**Exercise directions**
Transcribe the listing word for word.

**Records provided**
|---|

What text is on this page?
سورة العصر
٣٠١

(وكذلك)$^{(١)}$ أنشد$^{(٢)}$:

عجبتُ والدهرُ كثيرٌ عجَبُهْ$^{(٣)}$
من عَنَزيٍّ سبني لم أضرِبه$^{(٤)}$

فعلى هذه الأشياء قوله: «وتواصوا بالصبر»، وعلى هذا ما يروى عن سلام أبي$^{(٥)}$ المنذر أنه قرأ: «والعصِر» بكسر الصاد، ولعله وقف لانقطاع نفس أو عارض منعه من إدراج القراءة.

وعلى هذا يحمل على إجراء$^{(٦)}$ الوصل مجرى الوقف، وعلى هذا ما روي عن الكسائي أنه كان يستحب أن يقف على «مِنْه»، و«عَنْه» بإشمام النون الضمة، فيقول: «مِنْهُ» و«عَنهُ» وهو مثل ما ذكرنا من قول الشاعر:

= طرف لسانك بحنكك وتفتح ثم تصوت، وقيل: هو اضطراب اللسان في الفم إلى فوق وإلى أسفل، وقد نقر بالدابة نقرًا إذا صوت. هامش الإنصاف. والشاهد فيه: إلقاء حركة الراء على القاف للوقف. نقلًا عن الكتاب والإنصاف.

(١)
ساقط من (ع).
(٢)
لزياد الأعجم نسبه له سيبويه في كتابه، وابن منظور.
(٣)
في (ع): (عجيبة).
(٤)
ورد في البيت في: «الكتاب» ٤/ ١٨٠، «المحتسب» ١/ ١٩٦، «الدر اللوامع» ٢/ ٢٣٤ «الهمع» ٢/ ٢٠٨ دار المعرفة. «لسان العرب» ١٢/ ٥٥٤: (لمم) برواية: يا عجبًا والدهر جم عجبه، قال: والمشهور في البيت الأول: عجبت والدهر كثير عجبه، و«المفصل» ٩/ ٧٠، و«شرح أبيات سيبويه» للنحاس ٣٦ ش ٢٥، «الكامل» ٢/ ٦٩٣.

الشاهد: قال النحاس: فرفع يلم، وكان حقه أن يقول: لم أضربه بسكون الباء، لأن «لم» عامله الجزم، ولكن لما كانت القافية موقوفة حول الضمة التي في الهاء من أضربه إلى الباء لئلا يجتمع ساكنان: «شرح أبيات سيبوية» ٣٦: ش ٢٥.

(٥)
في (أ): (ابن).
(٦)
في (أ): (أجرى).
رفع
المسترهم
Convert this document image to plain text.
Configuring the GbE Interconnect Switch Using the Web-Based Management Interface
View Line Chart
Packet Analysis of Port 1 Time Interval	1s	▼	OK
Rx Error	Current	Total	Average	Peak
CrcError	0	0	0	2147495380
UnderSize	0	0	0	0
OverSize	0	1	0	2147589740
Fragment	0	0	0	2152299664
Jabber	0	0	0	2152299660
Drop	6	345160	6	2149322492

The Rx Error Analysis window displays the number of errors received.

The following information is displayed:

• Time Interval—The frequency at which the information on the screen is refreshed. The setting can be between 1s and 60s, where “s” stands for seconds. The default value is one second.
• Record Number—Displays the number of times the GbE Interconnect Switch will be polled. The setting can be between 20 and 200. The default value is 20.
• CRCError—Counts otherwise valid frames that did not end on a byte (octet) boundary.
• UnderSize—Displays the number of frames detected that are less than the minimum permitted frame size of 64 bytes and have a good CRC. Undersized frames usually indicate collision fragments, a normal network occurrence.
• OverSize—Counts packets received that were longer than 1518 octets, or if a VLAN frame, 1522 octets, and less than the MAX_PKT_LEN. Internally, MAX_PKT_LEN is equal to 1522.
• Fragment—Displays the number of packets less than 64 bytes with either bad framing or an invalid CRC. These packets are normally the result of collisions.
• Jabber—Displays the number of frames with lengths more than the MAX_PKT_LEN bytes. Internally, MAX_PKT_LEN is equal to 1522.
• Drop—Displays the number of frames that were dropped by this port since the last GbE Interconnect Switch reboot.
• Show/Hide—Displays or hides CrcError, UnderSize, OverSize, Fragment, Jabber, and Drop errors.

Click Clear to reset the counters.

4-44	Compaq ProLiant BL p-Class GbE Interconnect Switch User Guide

|---|

**Result**
What text is on this page?
سورة العصر
٣٠١

(وكذلك)$^{(١)}$ أنشد$^{(٢)}$:

عجبتُ والدهرُ كثيرٌ عجَبُهْ$^{(٣)}$
من عَنَزيٍّ سبني لم أضرِبه$^{(٤)}$

فعلى هذه الأشياء قوله: «وتواصوا بالصبر»، وعلى هذا ما يروى عن سلام أبي$^{(٥)}$ المنذر أنه قرأ: «والعصِر» بكسر الصاد، ولعله وقف لانقطاع نفس أو عارض منعه من إدراج القراءة.

وعلى هذا يحمل على إجراء$^{(٦)}$ الوصل مجرى الوقف، وعلى هذا ما روي عن الكسائي أنه كان يستحب أن يقف على «مِنْه»، و«عَنْه» بإشمام النون الضمة، فيقول: «مِنْهُ» و«عَنهُ» وهو مثل ما ذكرنا من قول الشاعر:

= طرف لسانك بحنكك وتفتح ثم تصوت، وقيل: هو اضطراب اللسان في الفم إلى فوق وإلى أسفل، وقد نقر بالدابة نقرًا إذا صوت. هامش الإنصاف. والشاهد فيه: إلقاء حركة الراء على القاف للوقف. نقلًا عن الكتاب والإنصاف.

(١)
ساقط من (ع).
(٢)
لزياد الأعجم نسبه له سيبويه في كتابه، وابن منظور.
(٣)
في (ع): (عجيبة).
(٤)
ورد في البيت في: «الكتاب» ٤/ ١٨٠، «المحتسب» ١/ ١٩٦، «الدر اللوامع» ٢/ ٢٣٤ «الهمع» ٢/ ٢٠٨ دار المعرفة. «لسان العرب» ١٢/ ٥٥٤: (لمم) برواية: يا عجبًا والدهر جم عجبه، قال: والمشهور في البيت الأول: عجبت والدهر كثير عجبه، و«المفصل» ٩/ ٧٠، و«شرح أبيات سيبويه» للنحاس ٣٦ ش ٢٥، «الكامل» ٢/ ٦٩٣.

الشاهد: قال النحاس: فرفع يلم، وكان حقه أن يقول: لم أضربه بسكون الباء، لأن «لم» عامله الجزم، ولكن لما كانت القافية موقوفة حول الضمة التي في الهاء من أضربه إلى الباء لئلا يجتمع ساكنان: «شرح أبيات سيبوية» ٣٦: ش ٢٥.

(٥)
في (أ): (ابن).
(٦)
في (أ): (أجرى).
رفع
المسترهم
Convert this document image to plain text.
Configuring the GbE Interconnect Switch Using the Web-Based Management Interface
View Line Chart
Packet Analysis of Port 1 Time Interval	1s	▼	OK
Rx Error	Current	Total	Average	Peak
CrcError	0	0	0	2147495380
UnderSize	0	0	0	0
OverSize	0	1	0	2147589740
Fragment	0	0	0	2152299664
Jabber	0	0	0	2152299660
Drop	6	345160	6	2149322492

The Rx Error Analysis window displays the number of errors received.

The following information is displayed:

• Time Interval—The frequency at which the information on the screen is refreshed. The setting can be between 1s and 60s, where “s” stands for seconds. The default value is one second.
• Record Number—Displays the number of times the GbE Interconnect Switch will be polled. The setting can be between 20 and 200. The default value is 20.
• CRCError—Counts otherwise valid frames that did not end on a byte (octet) boundary.
• UnderSize—Displays the number of frames detected that are less than the minimum permitted frame size of 64 bytes and have a good CRC. Undersized frames usually indicate collision fragments, a normal network occurrence.
• OverSize—Counts packets received that were longer than 1518 octets, or if a VLAN frame, 1522 octets, and less than the MAX_PKT_LEN. Internally, MAX_PKT_LEN is equal to 1522.
• Fragment—Displays the number of packets less than 64 bytes with either bad framing or an invalid CRC. These packets are normally the result of collisions.
• Jabber—Displays the number of frames with lengths more than the MAX_PKT_LEN bytes. Internally, MAX_PKT_LEN is equal to 1522.
• Drop—Displays the number of frames that were dropped by this port since the last GbE Interconnect Switch reboot.
• Show/Hide—Displays or hides CrcError, UnderSize, OverSize, Fragment, Jabber, and Drop errors.

Click Clear to reset the counters.

4-44	Compaq ProLiant BL p-Class GbE Interconnect Switch User Guide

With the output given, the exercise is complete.